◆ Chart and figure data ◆
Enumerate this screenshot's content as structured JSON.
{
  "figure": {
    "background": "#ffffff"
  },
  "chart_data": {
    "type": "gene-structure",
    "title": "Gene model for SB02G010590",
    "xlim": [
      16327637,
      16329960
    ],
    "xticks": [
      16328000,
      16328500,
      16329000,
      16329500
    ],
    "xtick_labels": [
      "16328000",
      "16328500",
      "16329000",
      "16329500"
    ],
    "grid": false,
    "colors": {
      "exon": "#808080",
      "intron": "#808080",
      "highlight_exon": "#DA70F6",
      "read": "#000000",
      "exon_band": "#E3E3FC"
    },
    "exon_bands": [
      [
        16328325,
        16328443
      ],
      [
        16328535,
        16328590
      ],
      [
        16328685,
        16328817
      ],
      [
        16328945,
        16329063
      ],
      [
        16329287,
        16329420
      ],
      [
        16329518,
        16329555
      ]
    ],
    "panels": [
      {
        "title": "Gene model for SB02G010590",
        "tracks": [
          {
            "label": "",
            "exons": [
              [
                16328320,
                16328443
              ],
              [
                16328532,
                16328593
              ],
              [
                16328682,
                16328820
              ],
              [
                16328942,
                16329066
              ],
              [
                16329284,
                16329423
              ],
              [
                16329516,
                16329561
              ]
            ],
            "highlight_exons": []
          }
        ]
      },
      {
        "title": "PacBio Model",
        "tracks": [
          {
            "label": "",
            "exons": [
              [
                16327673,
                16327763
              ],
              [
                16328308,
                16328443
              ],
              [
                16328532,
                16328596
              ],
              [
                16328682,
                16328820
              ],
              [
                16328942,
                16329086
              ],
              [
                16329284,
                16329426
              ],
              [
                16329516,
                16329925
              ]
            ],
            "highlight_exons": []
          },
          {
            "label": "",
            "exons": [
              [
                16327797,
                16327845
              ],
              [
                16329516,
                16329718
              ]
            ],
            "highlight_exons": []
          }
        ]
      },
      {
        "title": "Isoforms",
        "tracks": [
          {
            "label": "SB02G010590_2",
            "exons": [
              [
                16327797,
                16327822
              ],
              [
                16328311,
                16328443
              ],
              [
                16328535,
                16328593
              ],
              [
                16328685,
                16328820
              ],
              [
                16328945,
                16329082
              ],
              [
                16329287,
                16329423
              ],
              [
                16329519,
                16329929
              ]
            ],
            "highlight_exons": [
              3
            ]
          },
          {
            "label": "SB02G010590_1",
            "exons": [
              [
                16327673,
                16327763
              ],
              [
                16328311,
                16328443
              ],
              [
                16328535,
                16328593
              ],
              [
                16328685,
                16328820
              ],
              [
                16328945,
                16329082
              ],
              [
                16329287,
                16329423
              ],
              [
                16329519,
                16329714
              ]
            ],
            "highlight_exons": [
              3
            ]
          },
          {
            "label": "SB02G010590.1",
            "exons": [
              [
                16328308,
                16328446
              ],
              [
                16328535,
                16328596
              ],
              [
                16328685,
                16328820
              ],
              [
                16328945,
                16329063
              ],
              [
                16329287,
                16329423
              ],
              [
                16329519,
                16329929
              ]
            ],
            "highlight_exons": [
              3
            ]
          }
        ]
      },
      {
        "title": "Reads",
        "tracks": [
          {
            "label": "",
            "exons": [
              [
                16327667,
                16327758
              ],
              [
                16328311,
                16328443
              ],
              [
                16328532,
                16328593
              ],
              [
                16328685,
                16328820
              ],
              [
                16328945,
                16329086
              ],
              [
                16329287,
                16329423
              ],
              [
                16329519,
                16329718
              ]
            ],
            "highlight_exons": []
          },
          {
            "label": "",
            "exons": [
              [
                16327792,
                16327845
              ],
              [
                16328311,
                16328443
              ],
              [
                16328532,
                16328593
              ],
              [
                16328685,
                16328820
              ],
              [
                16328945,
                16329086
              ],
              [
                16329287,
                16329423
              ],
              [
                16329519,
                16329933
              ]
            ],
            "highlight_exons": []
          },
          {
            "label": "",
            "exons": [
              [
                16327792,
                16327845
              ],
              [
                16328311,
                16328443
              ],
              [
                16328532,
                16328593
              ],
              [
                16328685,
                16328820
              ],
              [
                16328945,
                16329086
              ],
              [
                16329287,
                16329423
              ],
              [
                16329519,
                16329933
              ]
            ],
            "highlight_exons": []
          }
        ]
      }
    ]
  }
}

◆ Written task ◆
Working from the material above, retype it in its entirety without change.

◆ Answer to the exercise ◆
Enumerate this screenshot's content as structured JSON.
{
  "figure": {
    "background": "#ffffff"
  },
  "chart_data": {
    "type": "gene-structure",
    "title": "Gene model for SB02G010590",
    "xlim": [
      16327637,
      16329960
    ],
    "xticks": [
      16328000,
      16328500,
      16329000,
      16329500
    ],
    "xtick_labels": [
      "16328000",
      "16328500",
      "16329000",
      "16329500"
    ],
    "grid": false,
    "colors": {
      "exon": "#808080",
      "intron": "#808080",
      "highlight_exon": "#DA70F6",
      "read": "#000000",
      "exon_band": "#E3E3FC"
    },
    "exon_bands": [
      [
        16328325,
        16328443
      ],
      [
        16328535,
        16328590
      ],
      [
        16328685,
        16328817
      ],
      [
        16328945,
        16329063
      ],
      [
        16329287,
        16329420
      ],
      [
        16329518,
        16329555
      ]
    ],
    "panels": [
      {
        "title": "Gene model for SB02G010590",
        "tracks": [
          {
            "label": "",
            "exons": [
              [
                16328320,
                16328443
              ],
              [
                16328532,
                16328593
              ],
              [
                16328682,
                16328820
              ],
              [
                16328942,
                16329066
              ],
              [
                16329284,
                16329423
              ],
              [
                16329516,
                16329561
              ]
            ],
            "highlight_exons": []
          }
        ]
      },
      {
        "title": "PacBio Model",
        "tracks": [
          {
            "label": "",
            "exons": [
              [
                16327673,
                16327763
              ],
              [
                16328308,
                16328443
              ],
              [
                16328532,
                16328596
              ],
              [
                16328682,
                16328820
              ],
              [
                16328942,
                16329086
              ],
              [
                16329284,
                16329426
              ],
              [
                16329516,
                16329925
              ]
            ],
            "highlight_exons": []
          },
          {
            "label": "",
            "exons": [
              [
                16327797,
                16327845
              ],
              [
                16329516,
                16329718
              ]
            ],
            "highlight_exons": []
          }
        ]
      },
      {
        "title": "Isoforms",
        "tracks": [
          {
            "label": "SB02G010590_2",
            "exons": [
              [
                16327797,
                16327822
              ],
              [
                16328311,
                16328443
              ],
              [
                16328535,
                16328593
              ],
              [
                16328685,
                16328820
              ],
              [
                16328945,
                16329082
              ],
              [
                16329287,
                16329423
              ],
              [
                16329519,
                16329929
              ]
            ],
            "highlight_exons": [
              3
            ]
          },
          {
            "label": "SB02G010590_1",
            "exons": [
              [
                16327673,
                16327763
              ],
              [
                16328311,
                16328443
              ],
              [
                16328535,
                16328593
              ],
              [
                16328685,
                16328820
              ],
              [
                16328945,
                16329082
              ],
              [
                16329287,
                16329423
              ],
              [
                16329519,
                16329714
              ]
            ],
            "highlight_exons": [
              3
            ]
          },
          {
            "label": "SB02G010590.1",
            "exons": [
              [
                16328308,
                16328446
              ],
              [
                16328535,
                16328596
              ],
              [
                16328685,
                16328820
              ],
              [
                16328945,
                16329063
              ],
              [
                16329287,
                16329423
              ],
              [
                16329519,
                16329929
              ]
            ],
            "highlight_exons": [
              3
            ]
          }
        ]
      },
      {
        "title": "Reads",
        "tracks": [
          {
            "label": "",
            "exons": [
              [
                16327667,
                16327758
              ],
              [
                16328311,
                16328443
              ],
              [
                16328532,
                16328593
              ],
              [
                16328685,
                16328820
              ],
              [
                16328945,
                16329086
              ],
              [
                16329287,
                16329423
              ],
              [
                16329519,
                16329718
              ]
            ],
            "highlight_exons": []
          },
          {
            "label": "",
            "exons": [
              [
                16327792,
                16327845
              ],
              [
                16328311,
                16328443
              ],
              [
                16328532,
                16328593
              ],
              [
                16328685,
                16328820
              ],
              [
                16328945,
                16329086
              ],
              [
                16329287,
                16329423
              ],
              [
                16329519,
                16329933
              ]
            ],
            "highlight_exons": []
          },
          {
            "label": "",
            "exons": [
              [
                16327792,
                16327845
              ],
              [
                16328311,
                16328443
              ],
              [
                16328532,
                16328593
              ],
              [
                16328685,
                16328820
              ],
              [
                16328945,
                16329086
              ],
              [
                16329287,
                16329423
              ],
              [
                16329519,
                16329933
              ]
            ],
            "highlight_exons": []
          }
        ]
      }
    ]
  }
}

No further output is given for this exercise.